WORK REQUIRED: Identify each line below containing the string "подпись" and copy it.

Data entries
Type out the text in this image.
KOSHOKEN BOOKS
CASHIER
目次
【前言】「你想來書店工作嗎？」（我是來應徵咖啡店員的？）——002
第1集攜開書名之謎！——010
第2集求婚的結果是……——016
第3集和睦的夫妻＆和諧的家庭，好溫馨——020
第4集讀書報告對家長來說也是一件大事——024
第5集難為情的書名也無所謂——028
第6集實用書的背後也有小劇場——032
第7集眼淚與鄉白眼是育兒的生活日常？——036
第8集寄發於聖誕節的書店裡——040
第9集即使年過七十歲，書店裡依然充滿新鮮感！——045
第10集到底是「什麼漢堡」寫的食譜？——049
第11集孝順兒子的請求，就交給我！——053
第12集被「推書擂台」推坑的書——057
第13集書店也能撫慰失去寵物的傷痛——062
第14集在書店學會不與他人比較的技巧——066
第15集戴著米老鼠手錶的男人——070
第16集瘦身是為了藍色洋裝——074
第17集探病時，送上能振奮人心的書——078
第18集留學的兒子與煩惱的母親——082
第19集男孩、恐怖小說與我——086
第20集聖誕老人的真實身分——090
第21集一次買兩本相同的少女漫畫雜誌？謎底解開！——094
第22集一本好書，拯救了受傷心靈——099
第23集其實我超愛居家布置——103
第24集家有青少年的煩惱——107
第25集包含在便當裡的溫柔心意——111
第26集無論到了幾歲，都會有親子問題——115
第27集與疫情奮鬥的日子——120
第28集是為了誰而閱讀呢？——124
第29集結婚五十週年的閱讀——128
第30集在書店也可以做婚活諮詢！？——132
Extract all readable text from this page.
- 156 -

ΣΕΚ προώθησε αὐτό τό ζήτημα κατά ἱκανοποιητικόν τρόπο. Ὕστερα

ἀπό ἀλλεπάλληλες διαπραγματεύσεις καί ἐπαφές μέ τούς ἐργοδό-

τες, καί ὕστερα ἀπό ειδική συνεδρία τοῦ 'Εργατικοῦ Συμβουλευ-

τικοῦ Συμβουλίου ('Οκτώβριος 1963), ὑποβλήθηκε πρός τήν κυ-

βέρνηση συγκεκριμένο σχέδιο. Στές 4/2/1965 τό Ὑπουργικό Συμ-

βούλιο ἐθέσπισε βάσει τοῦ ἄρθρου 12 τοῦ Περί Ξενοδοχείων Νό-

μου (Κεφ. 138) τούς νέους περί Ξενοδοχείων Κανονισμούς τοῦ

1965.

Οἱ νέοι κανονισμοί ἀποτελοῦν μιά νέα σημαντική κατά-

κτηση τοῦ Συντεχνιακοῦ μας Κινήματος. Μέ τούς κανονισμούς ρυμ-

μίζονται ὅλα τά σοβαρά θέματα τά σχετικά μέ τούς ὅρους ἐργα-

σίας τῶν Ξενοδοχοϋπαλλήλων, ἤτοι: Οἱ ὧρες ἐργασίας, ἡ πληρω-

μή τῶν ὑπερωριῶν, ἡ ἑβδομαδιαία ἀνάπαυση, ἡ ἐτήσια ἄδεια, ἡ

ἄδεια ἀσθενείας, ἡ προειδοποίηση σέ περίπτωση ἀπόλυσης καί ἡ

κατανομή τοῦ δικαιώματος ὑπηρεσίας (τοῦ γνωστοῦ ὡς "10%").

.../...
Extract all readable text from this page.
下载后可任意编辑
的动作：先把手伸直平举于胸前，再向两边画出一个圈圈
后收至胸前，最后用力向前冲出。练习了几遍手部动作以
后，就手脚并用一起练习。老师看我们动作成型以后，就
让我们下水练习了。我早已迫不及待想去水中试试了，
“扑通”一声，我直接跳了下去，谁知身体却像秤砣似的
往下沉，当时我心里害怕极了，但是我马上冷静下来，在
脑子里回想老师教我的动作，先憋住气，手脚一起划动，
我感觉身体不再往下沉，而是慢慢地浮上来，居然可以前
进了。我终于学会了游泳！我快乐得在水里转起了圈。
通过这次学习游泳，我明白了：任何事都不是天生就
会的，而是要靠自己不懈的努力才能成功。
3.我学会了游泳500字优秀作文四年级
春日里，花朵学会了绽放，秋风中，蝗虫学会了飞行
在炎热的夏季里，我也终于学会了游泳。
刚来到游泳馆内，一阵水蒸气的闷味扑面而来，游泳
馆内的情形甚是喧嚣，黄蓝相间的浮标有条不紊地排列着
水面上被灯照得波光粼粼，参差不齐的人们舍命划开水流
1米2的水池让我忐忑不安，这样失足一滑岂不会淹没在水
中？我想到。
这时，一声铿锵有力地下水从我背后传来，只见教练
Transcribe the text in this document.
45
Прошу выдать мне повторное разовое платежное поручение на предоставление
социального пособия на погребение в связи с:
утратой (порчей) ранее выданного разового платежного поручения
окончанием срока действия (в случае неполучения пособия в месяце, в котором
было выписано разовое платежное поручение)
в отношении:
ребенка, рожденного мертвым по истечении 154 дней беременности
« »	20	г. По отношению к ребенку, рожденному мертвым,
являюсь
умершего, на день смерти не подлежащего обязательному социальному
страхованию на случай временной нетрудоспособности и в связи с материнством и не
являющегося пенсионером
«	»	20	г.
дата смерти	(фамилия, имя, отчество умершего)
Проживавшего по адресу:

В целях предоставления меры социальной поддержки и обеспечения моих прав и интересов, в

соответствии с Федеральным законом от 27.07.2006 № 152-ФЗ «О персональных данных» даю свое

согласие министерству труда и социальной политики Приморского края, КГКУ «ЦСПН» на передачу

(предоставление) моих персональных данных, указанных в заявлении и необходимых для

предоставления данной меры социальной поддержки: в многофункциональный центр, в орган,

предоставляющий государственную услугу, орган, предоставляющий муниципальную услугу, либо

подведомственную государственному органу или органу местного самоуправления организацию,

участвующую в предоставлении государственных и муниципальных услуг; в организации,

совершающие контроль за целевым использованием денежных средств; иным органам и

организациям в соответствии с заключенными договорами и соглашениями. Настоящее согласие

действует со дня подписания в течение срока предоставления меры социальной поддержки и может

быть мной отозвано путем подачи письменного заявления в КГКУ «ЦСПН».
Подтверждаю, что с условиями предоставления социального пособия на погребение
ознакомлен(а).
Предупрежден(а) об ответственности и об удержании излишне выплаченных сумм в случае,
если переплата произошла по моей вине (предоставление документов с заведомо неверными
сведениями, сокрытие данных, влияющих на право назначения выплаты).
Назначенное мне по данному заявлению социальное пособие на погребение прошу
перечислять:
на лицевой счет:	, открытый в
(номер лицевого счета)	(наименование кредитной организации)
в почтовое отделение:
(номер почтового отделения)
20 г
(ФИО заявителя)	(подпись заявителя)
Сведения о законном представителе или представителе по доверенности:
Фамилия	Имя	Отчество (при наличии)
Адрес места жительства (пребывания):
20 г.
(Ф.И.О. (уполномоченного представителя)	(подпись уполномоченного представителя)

COMPLETED EXERCISE:
(ФИО заявителя)	(подпись заявителя)
(Ф.И.О. (уполномоченного представителя)	(подпись уполномоченного представителя)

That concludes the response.